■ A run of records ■
┏━━

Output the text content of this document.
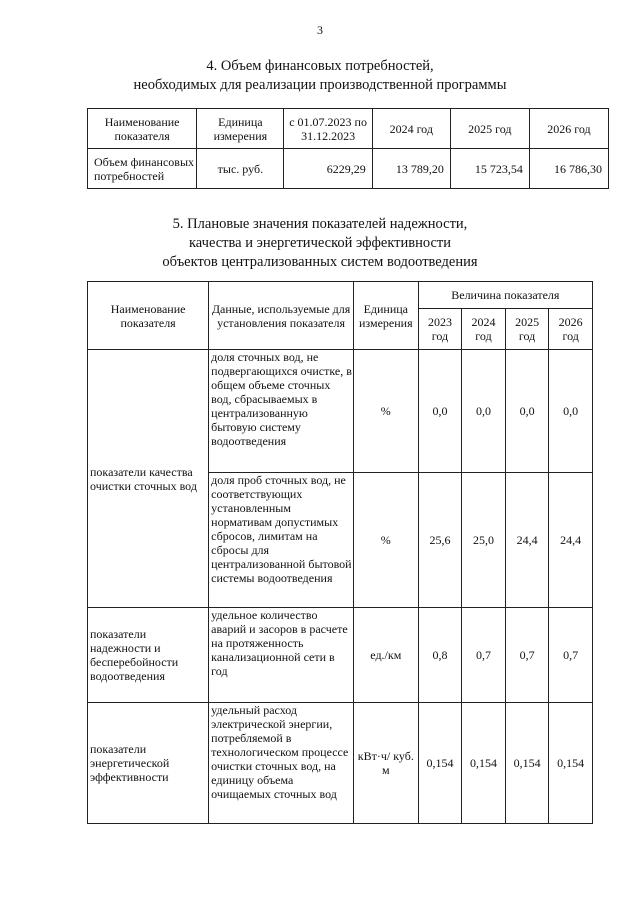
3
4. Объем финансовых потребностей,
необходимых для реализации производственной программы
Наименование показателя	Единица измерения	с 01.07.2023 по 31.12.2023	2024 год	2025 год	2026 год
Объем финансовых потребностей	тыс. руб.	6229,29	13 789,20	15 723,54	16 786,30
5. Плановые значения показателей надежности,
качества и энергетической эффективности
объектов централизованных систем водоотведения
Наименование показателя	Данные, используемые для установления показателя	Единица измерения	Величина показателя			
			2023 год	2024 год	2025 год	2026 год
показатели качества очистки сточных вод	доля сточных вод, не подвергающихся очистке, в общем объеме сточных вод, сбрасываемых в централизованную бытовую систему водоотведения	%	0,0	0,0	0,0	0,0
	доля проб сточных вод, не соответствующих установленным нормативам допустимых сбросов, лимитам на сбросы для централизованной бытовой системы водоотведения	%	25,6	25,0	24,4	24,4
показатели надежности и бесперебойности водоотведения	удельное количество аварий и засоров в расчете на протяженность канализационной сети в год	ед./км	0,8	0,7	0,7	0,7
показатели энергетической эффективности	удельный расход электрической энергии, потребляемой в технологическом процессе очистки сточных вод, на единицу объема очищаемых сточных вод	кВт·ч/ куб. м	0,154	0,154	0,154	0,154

┗━━

■ TASK INSTRUCTIONS ■
Leave out the pictures and restate everything else word for word.

■ RESULT ■
Output the text content of this document.
3
4. Объем финансовых потребностей,
необходимых для реализации производственной программы
Наименование показателя	Единица измерения	с 01.07.2023 по 31.12.2023	2024 год	2025 год	2026 год
Объем финансовых потребностей	тыс. руб.	6229,29	13 789,20	15 723,54	16 786,30
5. Плановые значения показателей надежности,
качества и энергетической эффективности
объектов централизованных систем водоотведения
Наименование показателя	Данные, используемые для установления показателя	Единица измерения	Величина показателя			
			2023 год	2024 год	2025 год	2026 год
показатели качества очистки сточных вод	доля сточных вод, не подвергающихся очистке, в общем объеме сточных вод, сбрасываемых в централизованную бытовую систему водоотведения	%	0,0	0,0	0,0	0,0
	доля проб сточных вод, не соответствующих установленным нормативам допустимых сбросов, лимитам на сбросы для централизованной бытовой системы водоотведения	%	25,6	25,0	24,4	24,4
показатели надежности и бесперебойности водоотведения	удельное количество аварий и засоров в расчете на протяженность канализационной сети в год	ед./км	0,8	0,7	0,7	0,7
показатели энергетической эффективности	удельный расход электрической энергии, потребляемой в технологическом процессе очистки сточных вод, на единицу объема очищаемых сточных вод	кВт·ч/ куб. м	0,154	0,154	0,154	0,154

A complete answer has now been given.